Indian Textbooks Praise Nazis:

Adulation for for Hitler has found its way into Indian textbooks to influence young impressionable minds. Here's how Rao describes it:

In 2004, when now-Indian Prime Minister Narendra Modi was the Chief Minister of Gujarat, school textbooks published by the Gujarat State Board portrayed Hitler as a hero, and glorified fascism.


The tenth-grade social studies textbook had chapters entitled "Hitler, the Supremo," and "Internal Achievements of Nazism." The section on the "Ideology of Nazism" reads: "Hitler lent dignity and prestige to the German government. He adopted the policy of opposition towards the Jewish people and advocated the supremacy of the German race." The tenth-grade social studies textbook, published by the state of Tamil Nadu in 2011 (with multiple revised editions until 2017) includes chapters glorifying Hitler, praising his "inspiring leadership," "achievements" and how the Nazis "glorified the German state" so, "to maintain a German race with Nordic elements, [Hitler] ordered the Jews to be persecuted."


Mein Kampf has also gone mainstream, becoming a "must-read" management strategy book for India’s business school students. Professors teaching strategy lecture about how a short, depressed man in prison made a goal of taking over the world and built a strategy to achieve it.
---*---
▶ _WHAT IS EXPECTED_
Extend the passage on praise for Hitler in Indian textbooks and business schools, starting after its final sentence. You won't need the records for this.
---*---
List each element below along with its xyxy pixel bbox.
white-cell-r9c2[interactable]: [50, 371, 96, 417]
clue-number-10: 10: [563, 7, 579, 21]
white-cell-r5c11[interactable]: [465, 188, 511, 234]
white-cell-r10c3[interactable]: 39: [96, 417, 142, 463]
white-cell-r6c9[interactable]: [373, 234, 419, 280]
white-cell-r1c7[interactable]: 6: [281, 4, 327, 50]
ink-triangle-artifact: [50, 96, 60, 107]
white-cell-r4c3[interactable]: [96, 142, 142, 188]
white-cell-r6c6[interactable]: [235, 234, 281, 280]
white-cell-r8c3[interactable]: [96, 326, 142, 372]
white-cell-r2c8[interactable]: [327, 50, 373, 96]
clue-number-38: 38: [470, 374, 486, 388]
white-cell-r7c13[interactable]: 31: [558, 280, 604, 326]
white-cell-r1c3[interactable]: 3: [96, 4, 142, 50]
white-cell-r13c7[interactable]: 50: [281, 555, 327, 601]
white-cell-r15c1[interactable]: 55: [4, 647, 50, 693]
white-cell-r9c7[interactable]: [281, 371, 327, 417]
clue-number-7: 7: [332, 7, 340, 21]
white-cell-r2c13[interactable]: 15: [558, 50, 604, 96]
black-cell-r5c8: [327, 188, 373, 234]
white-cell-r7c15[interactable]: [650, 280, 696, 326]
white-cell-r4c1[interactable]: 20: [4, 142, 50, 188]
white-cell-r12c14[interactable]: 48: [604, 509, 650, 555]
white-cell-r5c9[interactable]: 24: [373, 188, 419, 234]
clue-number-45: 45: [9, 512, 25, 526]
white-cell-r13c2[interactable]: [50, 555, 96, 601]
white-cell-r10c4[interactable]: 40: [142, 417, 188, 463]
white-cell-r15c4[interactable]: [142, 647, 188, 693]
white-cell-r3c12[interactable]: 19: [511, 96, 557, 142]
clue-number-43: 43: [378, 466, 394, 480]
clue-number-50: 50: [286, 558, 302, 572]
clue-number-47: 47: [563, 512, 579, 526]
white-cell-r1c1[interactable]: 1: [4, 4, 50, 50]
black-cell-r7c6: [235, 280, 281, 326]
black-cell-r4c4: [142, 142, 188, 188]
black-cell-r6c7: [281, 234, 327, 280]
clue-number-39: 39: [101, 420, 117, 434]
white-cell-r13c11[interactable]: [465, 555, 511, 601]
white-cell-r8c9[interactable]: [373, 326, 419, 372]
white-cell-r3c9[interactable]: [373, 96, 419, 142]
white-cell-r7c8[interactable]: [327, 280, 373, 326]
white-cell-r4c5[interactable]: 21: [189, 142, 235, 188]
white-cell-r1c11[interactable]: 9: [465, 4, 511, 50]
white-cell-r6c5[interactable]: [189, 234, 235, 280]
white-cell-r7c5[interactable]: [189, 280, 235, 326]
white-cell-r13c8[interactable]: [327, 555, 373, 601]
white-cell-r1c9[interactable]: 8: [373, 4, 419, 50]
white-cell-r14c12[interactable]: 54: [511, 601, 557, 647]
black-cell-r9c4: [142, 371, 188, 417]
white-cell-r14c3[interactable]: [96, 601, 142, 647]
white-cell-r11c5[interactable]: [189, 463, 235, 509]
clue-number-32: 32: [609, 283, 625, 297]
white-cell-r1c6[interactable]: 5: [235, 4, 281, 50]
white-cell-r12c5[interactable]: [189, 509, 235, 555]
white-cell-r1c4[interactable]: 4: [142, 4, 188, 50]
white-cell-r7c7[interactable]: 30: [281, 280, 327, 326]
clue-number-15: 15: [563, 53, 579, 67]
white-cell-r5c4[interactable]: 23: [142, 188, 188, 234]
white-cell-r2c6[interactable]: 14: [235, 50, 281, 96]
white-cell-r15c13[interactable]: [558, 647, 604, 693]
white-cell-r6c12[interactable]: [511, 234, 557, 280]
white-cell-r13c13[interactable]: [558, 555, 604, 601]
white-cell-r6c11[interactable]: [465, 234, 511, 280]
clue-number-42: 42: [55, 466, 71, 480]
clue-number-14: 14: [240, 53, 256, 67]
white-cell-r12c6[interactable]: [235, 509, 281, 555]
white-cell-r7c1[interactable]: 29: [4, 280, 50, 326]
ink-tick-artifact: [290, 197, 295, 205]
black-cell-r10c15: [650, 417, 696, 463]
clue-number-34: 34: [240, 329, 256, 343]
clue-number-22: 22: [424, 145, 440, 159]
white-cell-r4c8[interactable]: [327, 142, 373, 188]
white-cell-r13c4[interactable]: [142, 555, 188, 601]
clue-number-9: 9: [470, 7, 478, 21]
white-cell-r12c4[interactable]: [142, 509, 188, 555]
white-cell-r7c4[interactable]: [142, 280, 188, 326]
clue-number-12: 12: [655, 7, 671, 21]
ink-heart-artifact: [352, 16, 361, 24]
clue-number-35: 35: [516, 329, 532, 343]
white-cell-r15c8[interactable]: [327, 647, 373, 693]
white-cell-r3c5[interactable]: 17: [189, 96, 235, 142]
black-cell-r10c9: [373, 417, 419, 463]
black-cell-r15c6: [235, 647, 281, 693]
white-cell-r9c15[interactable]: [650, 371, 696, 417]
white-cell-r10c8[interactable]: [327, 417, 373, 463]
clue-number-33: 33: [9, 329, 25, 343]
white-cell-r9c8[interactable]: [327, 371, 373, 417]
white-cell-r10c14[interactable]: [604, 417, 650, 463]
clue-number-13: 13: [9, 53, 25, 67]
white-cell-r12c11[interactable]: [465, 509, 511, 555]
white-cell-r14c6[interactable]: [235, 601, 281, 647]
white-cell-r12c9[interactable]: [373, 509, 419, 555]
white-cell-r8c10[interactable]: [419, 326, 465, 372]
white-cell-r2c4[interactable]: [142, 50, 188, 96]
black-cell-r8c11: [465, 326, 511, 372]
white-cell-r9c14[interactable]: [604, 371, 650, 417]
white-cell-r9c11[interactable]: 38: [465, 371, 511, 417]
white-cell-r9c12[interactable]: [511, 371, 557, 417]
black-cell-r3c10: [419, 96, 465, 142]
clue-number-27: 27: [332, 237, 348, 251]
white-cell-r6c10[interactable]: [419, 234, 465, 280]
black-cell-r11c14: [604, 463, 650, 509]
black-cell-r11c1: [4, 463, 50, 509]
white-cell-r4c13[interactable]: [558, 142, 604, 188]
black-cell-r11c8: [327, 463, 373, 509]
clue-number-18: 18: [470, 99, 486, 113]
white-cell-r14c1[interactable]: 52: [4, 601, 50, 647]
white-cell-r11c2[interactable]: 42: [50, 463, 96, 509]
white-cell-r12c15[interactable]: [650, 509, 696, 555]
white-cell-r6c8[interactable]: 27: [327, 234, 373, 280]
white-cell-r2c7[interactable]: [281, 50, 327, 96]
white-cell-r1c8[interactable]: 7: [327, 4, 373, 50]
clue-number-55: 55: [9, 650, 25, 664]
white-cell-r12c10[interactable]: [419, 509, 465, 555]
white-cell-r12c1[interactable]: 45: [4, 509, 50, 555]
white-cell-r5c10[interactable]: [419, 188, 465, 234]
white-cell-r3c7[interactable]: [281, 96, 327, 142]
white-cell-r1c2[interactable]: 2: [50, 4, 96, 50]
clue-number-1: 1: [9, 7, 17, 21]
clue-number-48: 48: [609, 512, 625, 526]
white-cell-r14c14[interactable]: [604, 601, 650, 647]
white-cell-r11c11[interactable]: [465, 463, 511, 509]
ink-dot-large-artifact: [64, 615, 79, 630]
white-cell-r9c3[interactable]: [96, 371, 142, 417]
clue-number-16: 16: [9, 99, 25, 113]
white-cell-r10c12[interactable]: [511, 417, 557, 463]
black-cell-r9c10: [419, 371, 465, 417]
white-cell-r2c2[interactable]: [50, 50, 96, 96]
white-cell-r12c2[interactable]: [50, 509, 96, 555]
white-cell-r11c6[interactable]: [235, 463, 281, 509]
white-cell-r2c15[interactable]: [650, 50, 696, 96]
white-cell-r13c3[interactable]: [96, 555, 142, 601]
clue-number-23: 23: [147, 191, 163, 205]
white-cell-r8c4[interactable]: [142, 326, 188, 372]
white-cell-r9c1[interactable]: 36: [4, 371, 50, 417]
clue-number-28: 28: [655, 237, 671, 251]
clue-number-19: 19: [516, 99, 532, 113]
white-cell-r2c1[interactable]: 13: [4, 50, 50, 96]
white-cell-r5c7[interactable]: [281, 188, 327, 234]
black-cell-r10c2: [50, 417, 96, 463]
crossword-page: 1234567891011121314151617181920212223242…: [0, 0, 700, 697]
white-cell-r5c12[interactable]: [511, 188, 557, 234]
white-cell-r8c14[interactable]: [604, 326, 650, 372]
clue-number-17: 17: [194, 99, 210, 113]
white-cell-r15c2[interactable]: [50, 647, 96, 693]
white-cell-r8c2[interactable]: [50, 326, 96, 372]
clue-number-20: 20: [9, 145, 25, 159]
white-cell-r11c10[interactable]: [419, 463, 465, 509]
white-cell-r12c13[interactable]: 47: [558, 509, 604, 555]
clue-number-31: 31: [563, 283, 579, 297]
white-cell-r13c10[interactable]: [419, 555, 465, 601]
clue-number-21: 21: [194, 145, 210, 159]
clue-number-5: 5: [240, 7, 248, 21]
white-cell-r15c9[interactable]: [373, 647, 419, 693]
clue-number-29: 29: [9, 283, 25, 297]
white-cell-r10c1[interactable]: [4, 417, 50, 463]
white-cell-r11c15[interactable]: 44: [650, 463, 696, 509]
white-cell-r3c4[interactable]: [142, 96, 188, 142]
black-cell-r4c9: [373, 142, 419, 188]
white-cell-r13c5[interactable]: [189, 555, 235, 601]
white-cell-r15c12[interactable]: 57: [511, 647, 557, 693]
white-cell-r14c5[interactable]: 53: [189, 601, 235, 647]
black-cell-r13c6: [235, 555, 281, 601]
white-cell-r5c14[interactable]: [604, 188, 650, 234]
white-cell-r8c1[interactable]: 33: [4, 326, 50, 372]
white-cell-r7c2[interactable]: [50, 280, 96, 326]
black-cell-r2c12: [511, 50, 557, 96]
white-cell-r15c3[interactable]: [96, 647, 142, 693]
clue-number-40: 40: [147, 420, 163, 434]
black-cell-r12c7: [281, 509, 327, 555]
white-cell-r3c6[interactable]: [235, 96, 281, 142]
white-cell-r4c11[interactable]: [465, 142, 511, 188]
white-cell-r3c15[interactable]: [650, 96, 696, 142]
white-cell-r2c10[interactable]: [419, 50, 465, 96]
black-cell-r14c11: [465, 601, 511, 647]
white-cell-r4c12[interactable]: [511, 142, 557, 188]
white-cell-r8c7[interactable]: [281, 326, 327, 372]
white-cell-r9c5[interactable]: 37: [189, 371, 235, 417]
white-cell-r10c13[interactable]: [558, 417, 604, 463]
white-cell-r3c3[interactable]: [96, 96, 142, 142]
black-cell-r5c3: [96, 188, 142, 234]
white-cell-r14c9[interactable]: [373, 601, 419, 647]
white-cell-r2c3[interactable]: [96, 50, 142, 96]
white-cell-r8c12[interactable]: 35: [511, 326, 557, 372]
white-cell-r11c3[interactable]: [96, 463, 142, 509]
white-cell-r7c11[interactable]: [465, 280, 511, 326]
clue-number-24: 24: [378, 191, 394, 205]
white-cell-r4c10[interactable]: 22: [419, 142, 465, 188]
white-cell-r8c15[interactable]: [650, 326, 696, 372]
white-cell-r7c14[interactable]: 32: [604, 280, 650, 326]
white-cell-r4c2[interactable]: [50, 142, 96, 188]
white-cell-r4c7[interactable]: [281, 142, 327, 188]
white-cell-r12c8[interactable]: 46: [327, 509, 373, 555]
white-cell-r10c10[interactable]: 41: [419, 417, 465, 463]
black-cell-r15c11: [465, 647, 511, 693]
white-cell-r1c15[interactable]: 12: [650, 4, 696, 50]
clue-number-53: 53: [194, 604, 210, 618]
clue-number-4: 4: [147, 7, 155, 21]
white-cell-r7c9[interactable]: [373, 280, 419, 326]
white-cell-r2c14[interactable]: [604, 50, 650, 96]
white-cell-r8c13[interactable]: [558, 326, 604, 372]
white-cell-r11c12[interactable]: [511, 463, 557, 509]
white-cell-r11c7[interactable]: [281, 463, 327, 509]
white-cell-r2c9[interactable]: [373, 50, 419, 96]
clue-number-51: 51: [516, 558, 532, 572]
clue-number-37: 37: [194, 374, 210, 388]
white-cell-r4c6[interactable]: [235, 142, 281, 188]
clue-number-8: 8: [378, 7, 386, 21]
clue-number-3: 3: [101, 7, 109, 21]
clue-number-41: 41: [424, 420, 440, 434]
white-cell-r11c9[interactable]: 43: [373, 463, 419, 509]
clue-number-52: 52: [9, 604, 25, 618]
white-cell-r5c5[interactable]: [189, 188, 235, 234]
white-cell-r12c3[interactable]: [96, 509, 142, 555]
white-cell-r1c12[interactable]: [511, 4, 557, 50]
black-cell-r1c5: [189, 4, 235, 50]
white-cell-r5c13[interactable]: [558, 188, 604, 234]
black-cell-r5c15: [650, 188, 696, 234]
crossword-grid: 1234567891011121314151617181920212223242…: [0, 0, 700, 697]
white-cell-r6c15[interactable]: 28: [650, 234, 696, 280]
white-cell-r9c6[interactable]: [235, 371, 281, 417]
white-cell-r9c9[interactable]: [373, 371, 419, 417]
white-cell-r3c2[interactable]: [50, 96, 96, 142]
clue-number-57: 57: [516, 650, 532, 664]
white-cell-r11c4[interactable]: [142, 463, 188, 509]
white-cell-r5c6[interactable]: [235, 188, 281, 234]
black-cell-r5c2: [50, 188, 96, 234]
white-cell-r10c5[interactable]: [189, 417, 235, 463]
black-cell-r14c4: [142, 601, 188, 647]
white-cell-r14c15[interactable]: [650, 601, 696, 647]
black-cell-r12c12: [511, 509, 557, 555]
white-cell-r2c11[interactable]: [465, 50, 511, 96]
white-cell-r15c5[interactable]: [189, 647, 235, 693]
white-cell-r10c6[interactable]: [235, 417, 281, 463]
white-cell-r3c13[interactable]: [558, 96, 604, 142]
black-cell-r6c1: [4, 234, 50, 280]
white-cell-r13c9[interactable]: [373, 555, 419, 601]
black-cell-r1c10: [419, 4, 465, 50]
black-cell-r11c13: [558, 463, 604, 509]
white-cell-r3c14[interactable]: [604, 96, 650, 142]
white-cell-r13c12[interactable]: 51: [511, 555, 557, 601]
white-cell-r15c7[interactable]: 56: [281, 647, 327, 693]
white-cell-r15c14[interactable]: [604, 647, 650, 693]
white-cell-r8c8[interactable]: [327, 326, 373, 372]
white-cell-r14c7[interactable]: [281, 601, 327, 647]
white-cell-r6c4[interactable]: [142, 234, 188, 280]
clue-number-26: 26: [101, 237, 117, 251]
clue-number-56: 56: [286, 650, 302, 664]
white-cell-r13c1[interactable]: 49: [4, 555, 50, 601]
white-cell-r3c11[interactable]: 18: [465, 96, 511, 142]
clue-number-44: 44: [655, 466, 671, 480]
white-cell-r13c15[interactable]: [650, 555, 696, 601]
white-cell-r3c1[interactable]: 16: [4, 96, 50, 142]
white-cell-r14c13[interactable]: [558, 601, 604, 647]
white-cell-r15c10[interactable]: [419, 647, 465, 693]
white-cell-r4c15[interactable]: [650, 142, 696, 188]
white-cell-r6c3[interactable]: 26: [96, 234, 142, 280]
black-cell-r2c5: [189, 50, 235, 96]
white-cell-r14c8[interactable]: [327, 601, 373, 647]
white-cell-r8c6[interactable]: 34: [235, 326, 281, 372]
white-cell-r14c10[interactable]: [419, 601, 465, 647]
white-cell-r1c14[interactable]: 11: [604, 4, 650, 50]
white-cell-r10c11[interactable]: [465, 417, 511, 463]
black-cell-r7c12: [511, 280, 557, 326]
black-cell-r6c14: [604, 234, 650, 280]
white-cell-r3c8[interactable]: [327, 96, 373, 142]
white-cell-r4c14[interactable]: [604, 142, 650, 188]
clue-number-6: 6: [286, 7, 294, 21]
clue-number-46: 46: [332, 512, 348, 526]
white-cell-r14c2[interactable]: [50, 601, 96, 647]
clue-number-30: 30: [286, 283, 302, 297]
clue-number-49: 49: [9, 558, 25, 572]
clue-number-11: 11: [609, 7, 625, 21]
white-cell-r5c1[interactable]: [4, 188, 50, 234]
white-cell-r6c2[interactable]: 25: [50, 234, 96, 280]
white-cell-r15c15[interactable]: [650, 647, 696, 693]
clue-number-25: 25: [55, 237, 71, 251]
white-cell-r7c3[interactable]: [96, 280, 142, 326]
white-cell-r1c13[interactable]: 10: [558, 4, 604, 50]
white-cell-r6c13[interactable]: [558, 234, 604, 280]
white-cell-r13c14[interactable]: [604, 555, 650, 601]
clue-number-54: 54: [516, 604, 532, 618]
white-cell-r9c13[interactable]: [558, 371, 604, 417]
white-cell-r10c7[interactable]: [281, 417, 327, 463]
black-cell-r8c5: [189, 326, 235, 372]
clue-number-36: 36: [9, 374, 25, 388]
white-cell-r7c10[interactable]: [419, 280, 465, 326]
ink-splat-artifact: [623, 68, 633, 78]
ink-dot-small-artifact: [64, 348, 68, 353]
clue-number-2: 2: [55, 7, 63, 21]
---*---
▶ _RESULT BELOW_
Modi and Trump:

Prime Minister Narendra Modi of India has built his entire political career on the intense hatred of  Muslims. US President Donald Trump built his successful presidential campaign on Islamophobia and xenophobia. That's what the two men have in common.

Just as white racists form the core of Trump's support base in America, the Modi phenomenon in India has been fueled by Hindu Nationalists whose leaders have praised Adolph Hitler for his hatred of Jews.

M.S. Golwalkar, a Hindu Nationalist who Mr. Modi has described as "worthy of worship" wrote the following about Muslims in his book "We":

 "Ever since that evil day, when Moslems first landed in Hindustan, right up to the present moment, the Hindu Nation has been gallantly fighting on to take on these despoilers. The Race Spirit has been awakening.”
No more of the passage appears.